▸ **SHORT EXERCISE**: Set down every entry again word for word, please, but skip the pictures.

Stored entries
◇ ◇ ◇ ◇ ◇

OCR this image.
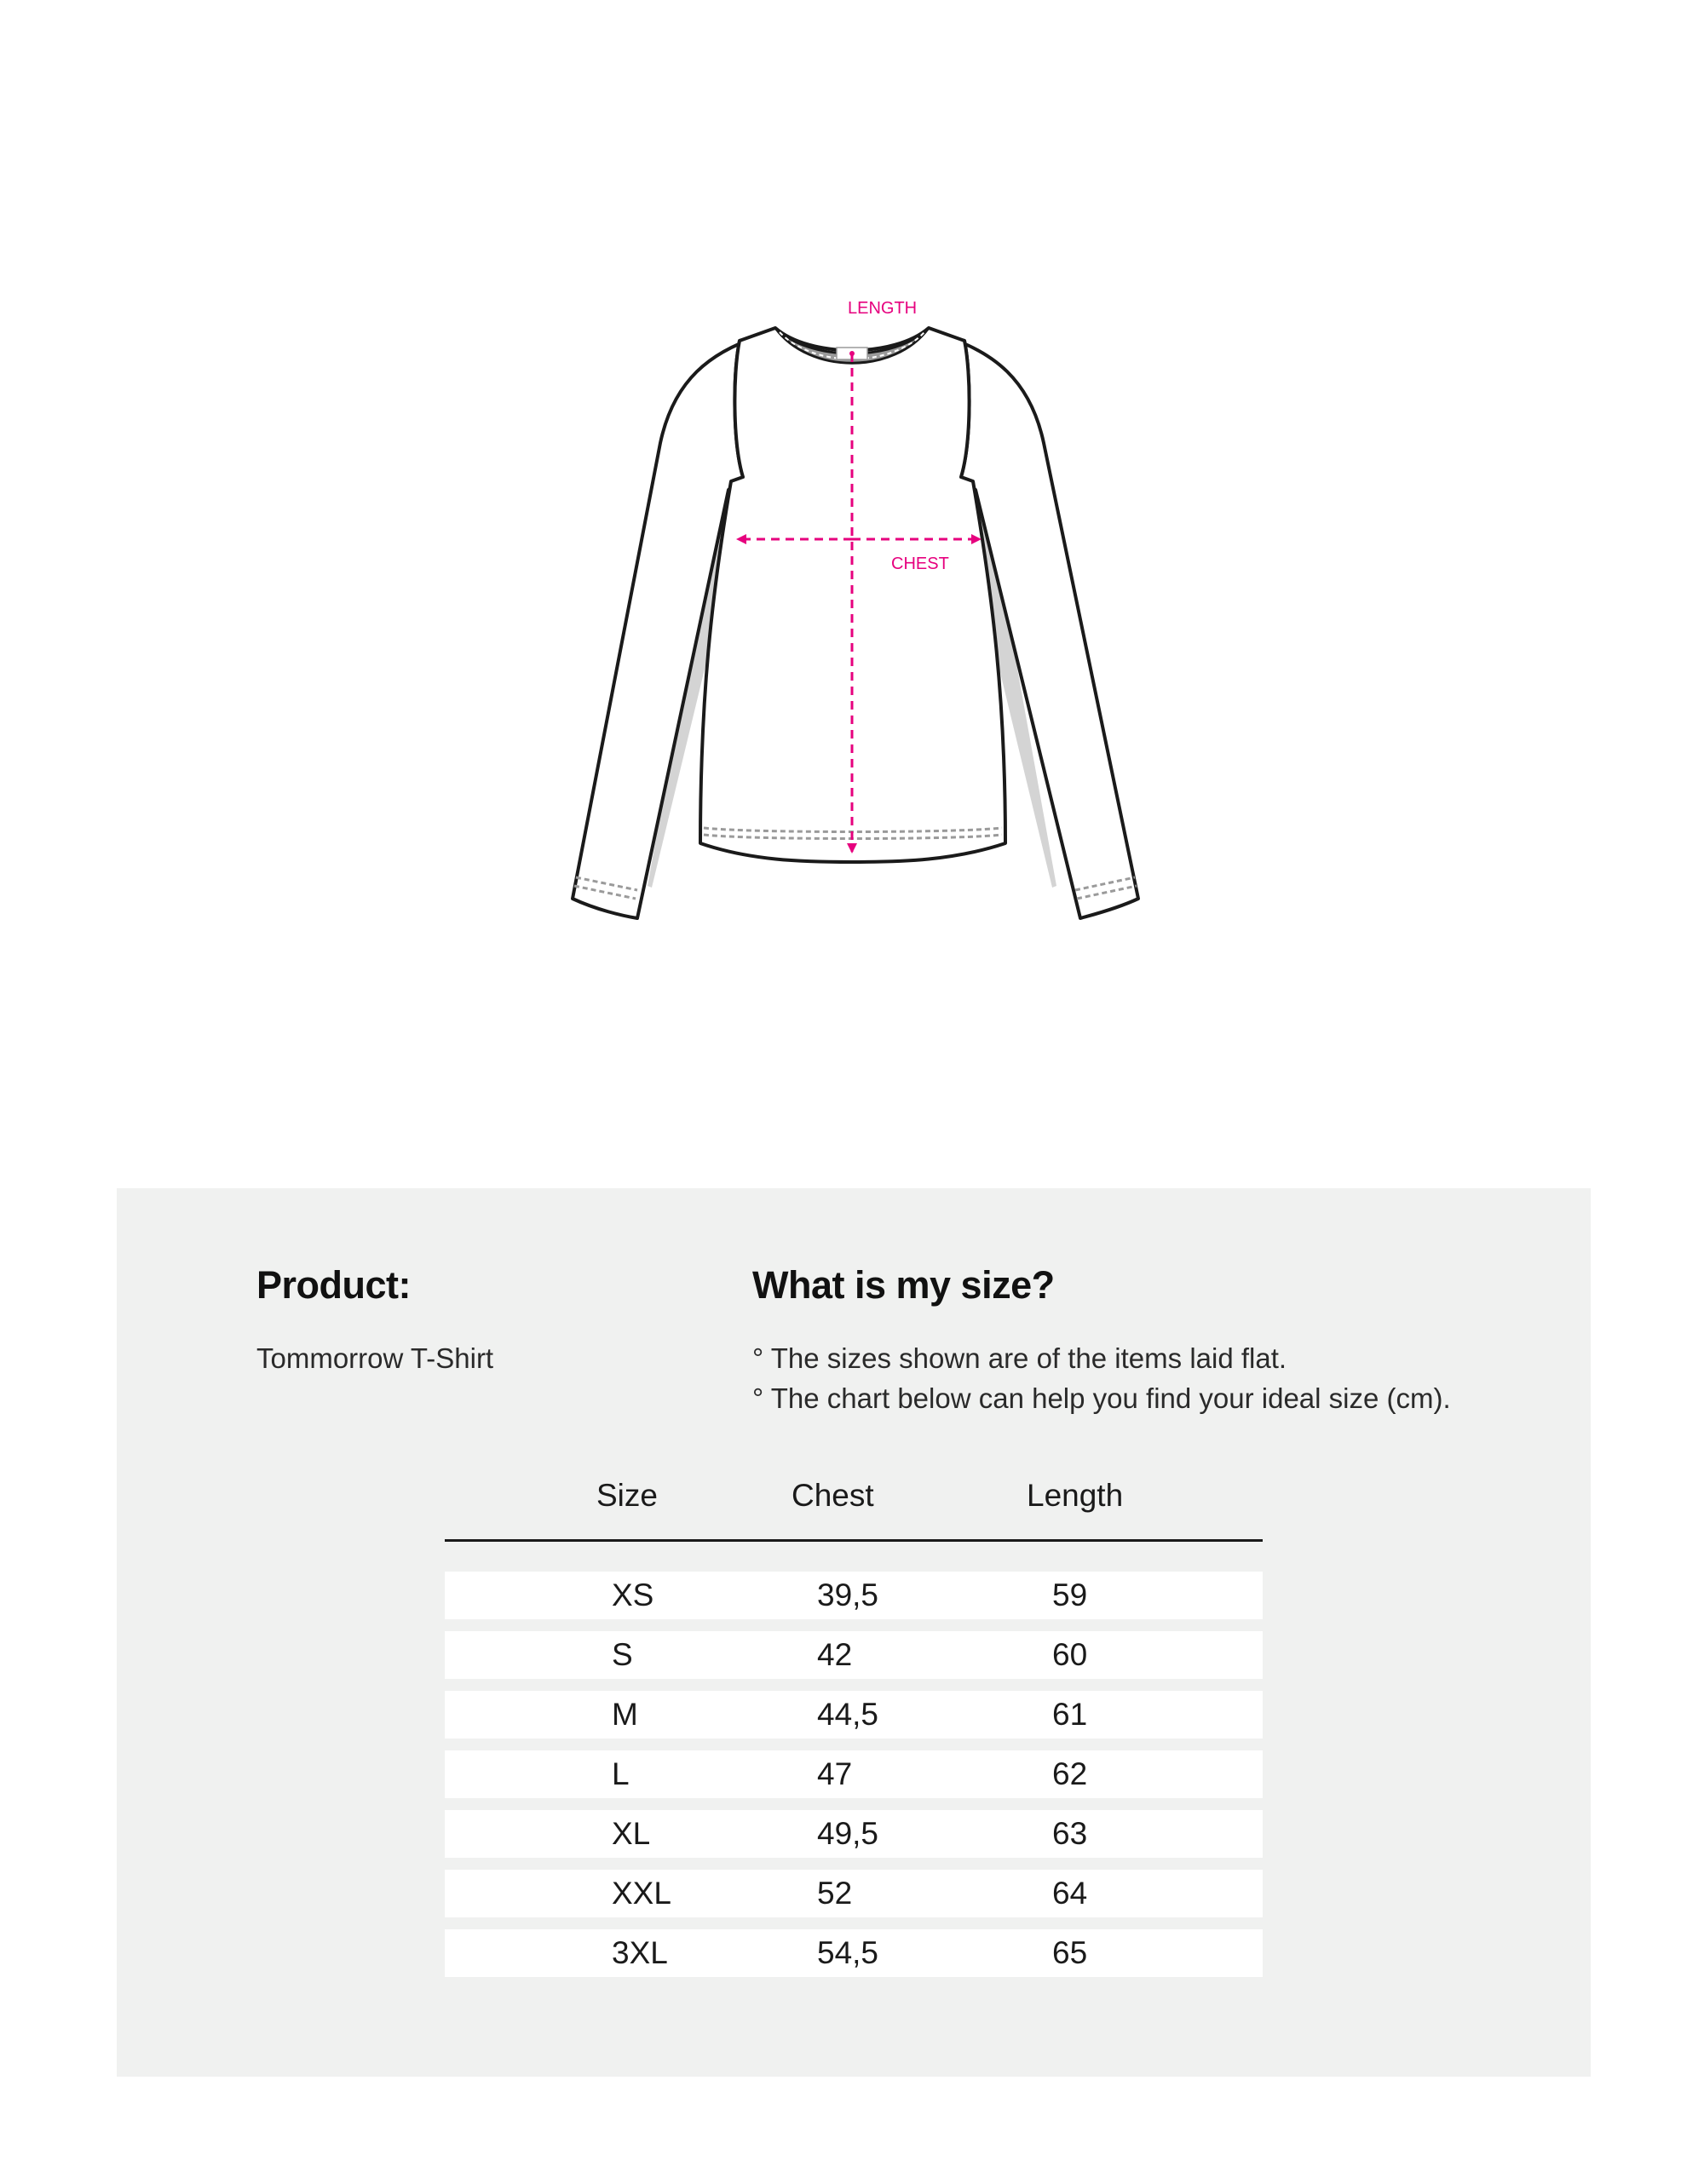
LENGTH
CHEST
Product:
Tommorrow T-Shirt
What is my size?
° The sizes shown are of the items laid flat.
° The chart below can help you find your ideal size (cm).
Size	Chest	Length
XS	39,5	59
S	42	60
M	44,5	61
L	47	62
XL	49,5	63
XXL	52	64
3XL	54,5	65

◇ ◇ ◇ ◇ ◇

▸ **OUTPUT OF THE EXERCISE**:
OCR this image.
LENGTH
CHEST
Product:
Tommorrow T-Shirt
What is my size?
° The sizes shown are of the items laid flat.
° The chart below can help you find your ideal size (cm).
Size	Chest	Length
XS	39,5	59
S	42	60
M	44,5	61
L	47	62
XL	49,5	63
XXL	52	64
3XL	54,5	65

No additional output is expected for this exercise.